● **Exercise objective**
Quote the entries word for word. Omit the pictures.
Entries provided start
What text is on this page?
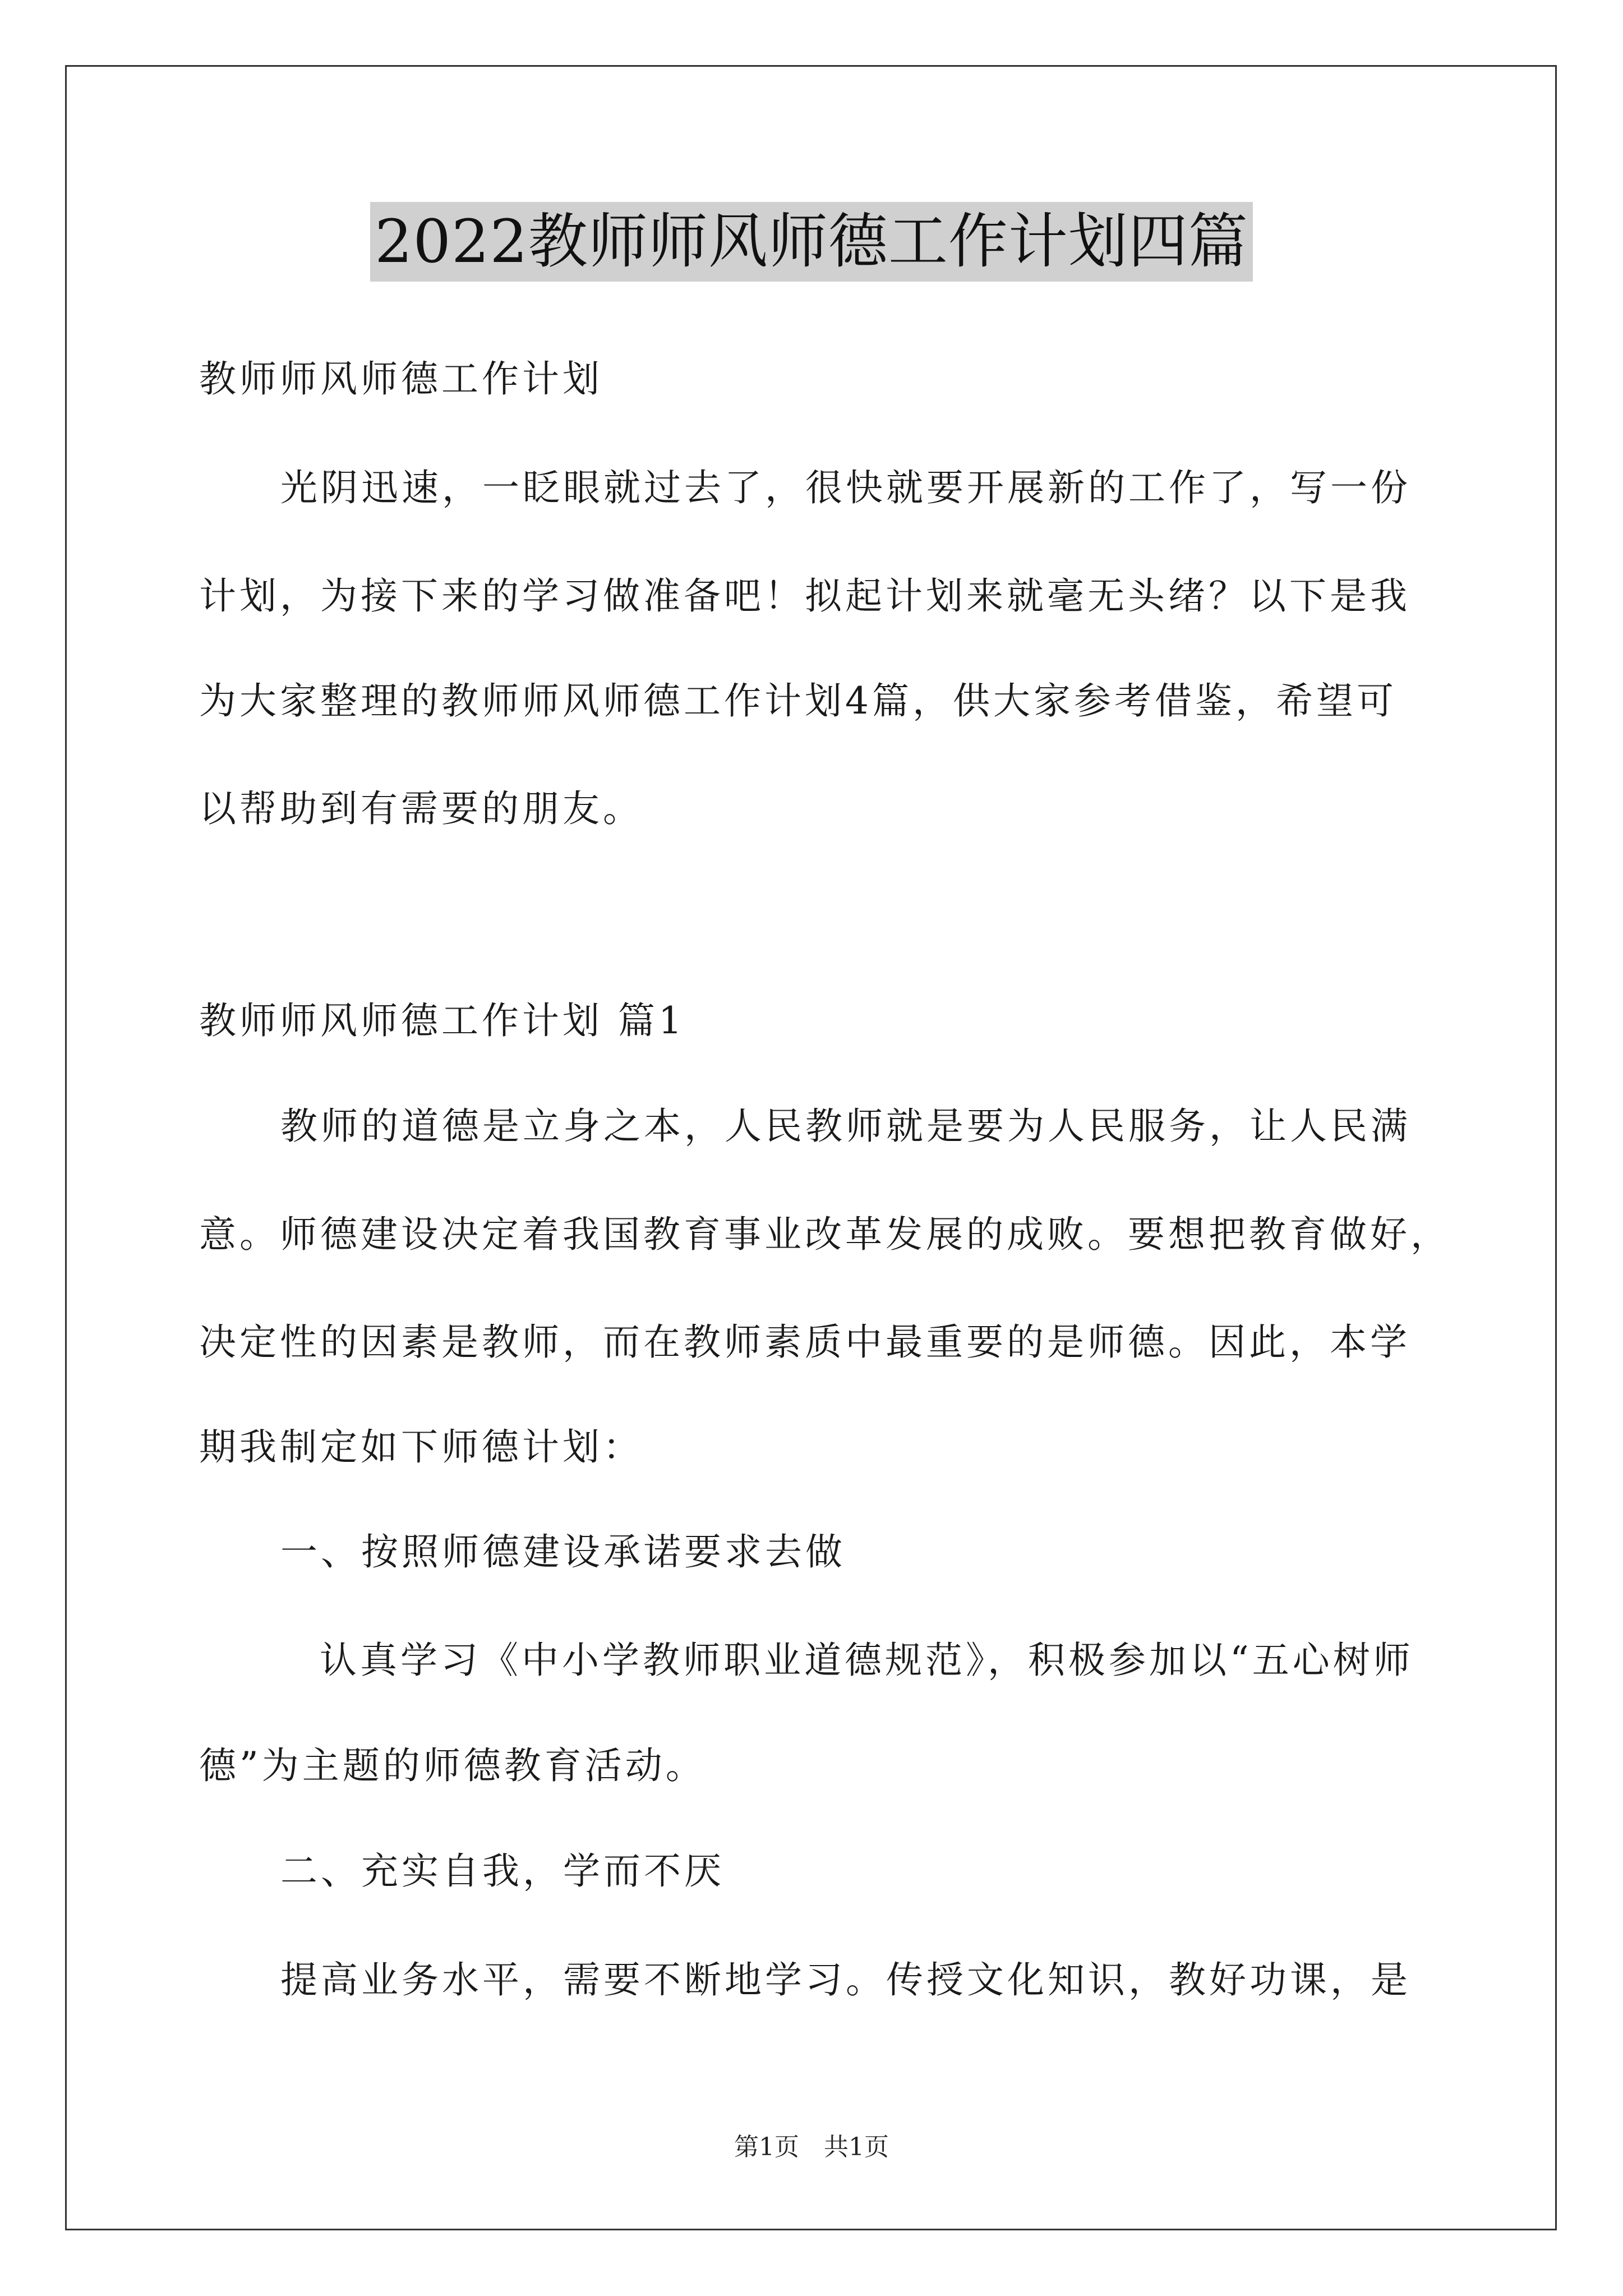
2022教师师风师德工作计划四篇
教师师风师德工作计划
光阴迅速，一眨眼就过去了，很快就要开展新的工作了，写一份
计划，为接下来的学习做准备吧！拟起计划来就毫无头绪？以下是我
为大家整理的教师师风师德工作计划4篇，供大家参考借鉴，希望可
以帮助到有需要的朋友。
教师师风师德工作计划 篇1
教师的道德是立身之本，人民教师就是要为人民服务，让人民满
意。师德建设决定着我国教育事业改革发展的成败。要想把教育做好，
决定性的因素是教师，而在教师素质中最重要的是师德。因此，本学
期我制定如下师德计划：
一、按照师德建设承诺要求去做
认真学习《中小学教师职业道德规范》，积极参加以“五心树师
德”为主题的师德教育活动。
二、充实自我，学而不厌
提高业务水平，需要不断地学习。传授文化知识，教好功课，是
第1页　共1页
Entries provided end
● **Reply**
What text is on this page?
2022教师师风师德工作计划四篇
教师师风师德工作计划
光阴迅速，一眨眼就过去了，很快就要开展新的工作了，写一份
计划，为接下来的学习做准备吧！拟起计划来就毫无头绪？以下是我
为大家整理的教师师风师德工作计划4篇，供大家参考借鉴，希望可
以帮助到有需要的朋友。
教师师风师德工作计划 篇1
教师的道德是立身之本，人民教师就是要为人民服务，让人民满
意。师德建设决定着我国教育事业改革发展的成败。要想把教育做好，
决定性的因素是教师，而在教师素质中最重要的是师德。因此，本学
期我制定如下师德计划：
一、按照师德建设承诺要求去做
认真学习《中小学教师职业道德规范》，积极参加以“五心树师
德”为主题的师德教育活动。
二、充实自我，学而不厌
提高业务水平，需要不断地学习。传授文化知识，教好功课，是
第1页　共1页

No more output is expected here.